# STORED DATA start

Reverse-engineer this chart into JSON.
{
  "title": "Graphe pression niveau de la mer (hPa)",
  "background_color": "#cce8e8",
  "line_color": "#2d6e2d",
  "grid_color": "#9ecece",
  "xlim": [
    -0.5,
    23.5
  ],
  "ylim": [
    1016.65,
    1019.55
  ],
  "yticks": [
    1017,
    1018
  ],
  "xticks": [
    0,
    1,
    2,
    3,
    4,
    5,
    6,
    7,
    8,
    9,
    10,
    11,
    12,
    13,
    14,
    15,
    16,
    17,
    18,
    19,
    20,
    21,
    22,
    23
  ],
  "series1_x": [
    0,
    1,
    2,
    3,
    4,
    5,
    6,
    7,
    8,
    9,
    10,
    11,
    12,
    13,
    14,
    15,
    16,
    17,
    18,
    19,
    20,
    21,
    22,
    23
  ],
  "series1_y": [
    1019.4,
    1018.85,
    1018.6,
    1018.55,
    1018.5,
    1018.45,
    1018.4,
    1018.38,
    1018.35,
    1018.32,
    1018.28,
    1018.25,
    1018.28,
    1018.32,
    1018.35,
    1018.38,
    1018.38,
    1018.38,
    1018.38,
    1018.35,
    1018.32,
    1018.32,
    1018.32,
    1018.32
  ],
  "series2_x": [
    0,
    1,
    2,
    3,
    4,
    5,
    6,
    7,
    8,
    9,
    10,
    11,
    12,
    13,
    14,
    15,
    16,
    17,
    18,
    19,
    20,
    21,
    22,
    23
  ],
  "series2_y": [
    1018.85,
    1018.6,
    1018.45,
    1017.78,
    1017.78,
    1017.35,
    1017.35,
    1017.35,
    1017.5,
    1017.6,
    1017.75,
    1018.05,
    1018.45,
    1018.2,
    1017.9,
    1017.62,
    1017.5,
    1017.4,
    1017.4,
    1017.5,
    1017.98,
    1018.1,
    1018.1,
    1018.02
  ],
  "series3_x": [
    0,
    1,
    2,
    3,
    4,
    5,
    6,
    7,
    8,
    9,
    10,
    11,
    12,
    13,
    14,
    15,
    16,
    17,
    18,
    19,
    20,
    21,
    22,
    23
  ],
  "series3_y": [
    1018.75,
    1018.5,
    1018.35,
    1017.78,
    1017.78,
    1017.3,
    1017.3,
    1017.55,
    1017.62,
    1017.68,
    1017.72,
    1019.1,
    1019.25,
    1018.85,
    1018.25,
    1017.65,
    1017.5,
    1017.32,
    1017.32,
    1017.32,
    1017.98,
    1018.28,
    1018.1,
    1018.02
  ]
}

# STORED DATA end

PROBLEM: Recopy the whole listing exactly.

RESULT FOR THIS TASK:
Reverse-engineer this chart into JSON.
{
  "title": "Graphe pression niveau de la mer (hPa)",
  "background_color": "#cce8e8",
  "line_color": "#2d6e2d",
  "grid_color": "#9ecece",
  "xlim": [
    -0.5,
    23.5
  ],
  "ylim": [
    1016.65,
    1019.55
  ],
  "yticks": [
    1017,
    1018
  ],
  "xticks": [
    0,
    1,
    2,
    3,
    4,
    5,
    6,
    7,
    8,
    9,
    10,
    11,
    12,
    13,
    14,
    15,
    16,
    17,
    18,
    19,
    20,
    21,
    22,
    23
  ],
  "series1_x": [
    0,
    1,
    2,
    3,
    4,
    5,
    6,
    7,
    8,
    9,
    10,
    11,
    12,
    13,
    14,
    15,
    16,
    17,
    18,
    19,
    20,
    21,
    22,
    23
  ],
  "series1_y": [
    1019.4,
    1018.85,
    1018.6,
    1018.55,
    1018.5,
    1018.45,
    1018.4,
    1018.38,
    1018.35,
    1018.32,
    1018.28,
    1018.25,
    1018.28,
    1018.32,
    1018.35,
    1018.38,
    1018.38,
    1018.38,
    1018.38,
    1018.35,
    1018.32,
    1018.32,
    1018.32,
    1018.32
  ],
  "series2_x": [
    0,
    1,
    2,
    3,
    4,
    5,
    6,
    7,
    8,
    9,
    10,
    11,
    12,
    13,
    14,
    15,
    16,
    17,
    18,
    19,
    20,
    21,
    22,
    23
  ],
  "series2_y": [
    1018.85,
    1018.6,
    1018.45,
    1017.78,
    1017.78,
    1017.35,
    1017.35,
    1017.35,
    1017.5,
    1017.6,
    1017.75,
    1018.05,
    1018.45,
    1018.2,
    1017.9,
    1017.62,
    1017.5,
    1017.4,
    1017.4,
    1017.5,
    1017.98,
    1018.1,
    1018.1,
    1018.02
  ],
  "series3_x": [
    0,
    1,
    2,
    3,
    4,
    5,
    6,
    7,
    8,
    9,
    10,
    11,
    12,
    13,
    14,
    15,
    16,
    17,
    18,
    19,
    20,
    21,
    22,
    23
  ],
  "series3_y": [
    1018.75,
    1018.5,
    1018.35,
    1017.78,
    1017.78,
    1017.3,
    1017.3,
    1017.55,
    1017.62,
    1017.68,
    1017.72,
    1019.1,
    1019.25,
    1018.85,
    1018.25,
    1017.65,
    1017.5,
    1017.32,
    1017.32,
    1017.32,
    1017.98,
    1018.28,
    1018.1,
    1018.02
  ]
}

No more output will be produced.